**MATERIAL PROVIDED**
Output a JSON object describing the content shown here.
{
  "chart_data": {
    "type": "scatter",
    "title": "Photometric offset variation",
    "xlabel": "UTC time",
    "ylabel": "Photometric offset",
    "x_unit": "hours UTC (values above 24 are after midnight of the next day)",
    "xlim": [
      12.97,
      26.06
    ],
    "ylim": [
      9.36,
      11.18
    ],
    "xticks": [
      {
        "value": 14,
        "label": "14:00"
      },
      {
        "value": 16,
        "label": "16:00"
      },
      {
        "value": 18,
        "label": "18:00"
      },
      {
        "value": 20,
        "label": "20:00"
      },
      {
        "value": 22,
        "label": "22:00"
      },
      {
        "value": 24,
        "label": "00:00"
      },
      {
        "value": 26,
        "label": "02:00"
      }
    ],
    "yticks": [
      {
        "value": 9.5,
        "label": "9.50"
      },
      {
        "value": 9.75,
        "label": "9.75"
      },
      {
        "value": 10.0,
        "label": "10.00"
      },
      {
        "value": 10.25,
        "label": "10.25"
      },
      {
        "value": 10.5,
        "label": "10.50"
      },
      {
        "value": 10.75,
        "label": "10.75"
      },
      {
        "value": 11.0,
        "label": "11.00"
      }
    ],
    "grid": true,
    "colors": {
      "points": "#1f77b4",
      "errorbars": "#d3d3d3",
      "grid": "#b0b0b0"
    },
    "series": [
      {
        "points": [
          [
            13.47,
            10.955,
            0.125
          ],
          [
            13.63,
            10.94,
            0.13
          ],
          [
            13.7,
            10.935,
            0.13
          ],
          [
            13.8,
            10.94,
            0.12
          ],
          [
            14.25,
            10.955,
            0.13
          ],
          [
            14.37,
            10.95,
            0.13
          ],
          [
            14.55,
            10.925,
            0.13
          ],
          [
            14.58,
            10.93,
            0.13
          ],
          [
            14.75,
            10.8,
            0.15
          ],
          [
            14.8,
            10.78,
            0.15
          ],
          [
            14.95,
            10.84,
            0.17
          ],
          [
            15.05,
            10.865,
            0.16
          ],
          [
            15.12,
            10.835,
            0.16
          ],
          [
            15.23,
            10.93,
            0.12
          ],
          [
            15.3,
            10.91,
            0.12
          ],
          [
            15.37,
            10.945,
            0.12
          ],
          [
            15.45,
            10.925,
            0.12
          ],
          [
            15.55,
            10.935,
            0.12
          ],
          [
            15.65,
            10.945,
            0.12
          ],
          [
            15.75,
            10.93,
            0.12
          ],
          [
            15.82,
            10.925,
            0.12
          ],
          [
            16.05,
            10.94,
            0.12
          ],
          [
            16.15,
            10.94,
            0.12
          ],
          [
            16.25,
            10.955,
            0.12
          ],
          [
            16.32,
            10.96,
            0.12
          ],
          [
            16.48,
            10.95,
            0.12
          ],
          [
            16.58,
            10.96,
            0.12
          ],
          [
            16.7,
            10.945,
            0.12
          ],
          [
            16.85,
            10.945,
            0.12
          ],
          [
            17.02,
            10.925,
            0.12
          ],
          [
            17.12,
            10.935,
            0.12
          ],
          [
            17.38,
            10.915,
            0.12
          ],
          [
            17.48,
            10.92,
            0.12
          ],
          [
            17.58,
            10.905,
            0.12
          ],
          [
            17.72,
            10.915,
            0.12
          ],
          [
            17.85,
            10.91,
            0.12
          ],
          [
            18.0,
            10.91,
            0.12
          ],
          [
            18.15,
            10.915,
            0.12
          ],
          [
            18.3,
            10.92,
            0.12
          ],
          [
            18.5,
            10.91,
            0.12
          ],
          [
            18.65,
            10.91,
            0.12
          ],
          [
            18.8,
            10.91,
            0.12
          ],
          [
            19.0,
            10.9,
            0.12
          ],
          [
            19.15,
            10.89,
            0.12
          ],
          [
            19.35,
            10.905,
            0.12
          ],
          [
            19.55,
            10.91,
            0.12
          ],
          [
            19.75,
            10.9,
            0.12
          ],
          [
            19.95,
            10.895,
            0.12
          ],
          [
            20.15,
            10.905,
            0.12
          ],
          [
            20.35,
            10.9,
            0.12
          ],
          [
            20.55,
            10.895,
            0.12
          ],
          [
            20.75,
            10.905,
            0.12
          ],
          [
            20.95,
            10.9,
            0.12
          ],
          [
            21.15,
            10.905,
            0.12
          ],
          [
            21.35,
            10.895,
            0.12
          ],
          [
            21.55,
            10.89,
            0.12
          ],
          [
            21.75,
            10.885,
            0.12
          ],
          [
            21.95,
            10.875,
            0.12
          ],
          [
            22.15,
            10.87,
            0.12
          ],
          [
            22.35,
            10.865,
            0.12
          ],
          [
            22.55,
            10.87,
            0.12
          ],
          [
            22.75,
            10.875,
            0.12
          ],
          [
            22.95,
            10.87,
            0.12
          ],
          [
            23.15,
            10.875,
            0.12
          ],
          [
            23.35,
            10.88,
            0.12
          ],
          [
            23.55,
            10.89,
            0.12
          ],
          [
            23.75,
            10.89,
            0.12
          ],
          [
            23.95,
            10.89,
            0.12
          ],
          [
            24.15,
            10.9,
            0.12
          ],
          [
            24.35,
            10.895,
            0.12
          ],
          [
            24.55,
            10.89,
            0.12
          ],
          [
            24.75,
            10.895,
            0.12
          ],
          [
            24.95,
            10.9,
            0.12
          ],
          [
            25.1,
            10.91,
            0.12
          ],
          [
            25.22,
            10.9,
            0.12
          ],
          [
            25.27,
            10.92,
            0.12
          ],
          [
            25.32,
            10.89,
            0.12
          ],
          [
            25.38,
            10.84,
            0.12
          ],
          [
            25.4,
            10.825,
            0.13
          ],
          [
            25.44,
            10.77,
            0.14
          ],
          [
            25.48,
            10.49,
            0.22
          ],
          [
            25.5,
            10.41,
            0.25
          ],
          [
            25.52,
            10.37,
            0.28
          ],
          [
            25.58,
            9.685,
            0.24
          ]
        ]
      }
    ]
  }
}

**AIM OF THE TASK**
Search the data for "offset". Copy every line that has it.

**COMPLETE ANSWER**
    "title": "Photometric offset variation",
    "ylabel": "Photometric offset",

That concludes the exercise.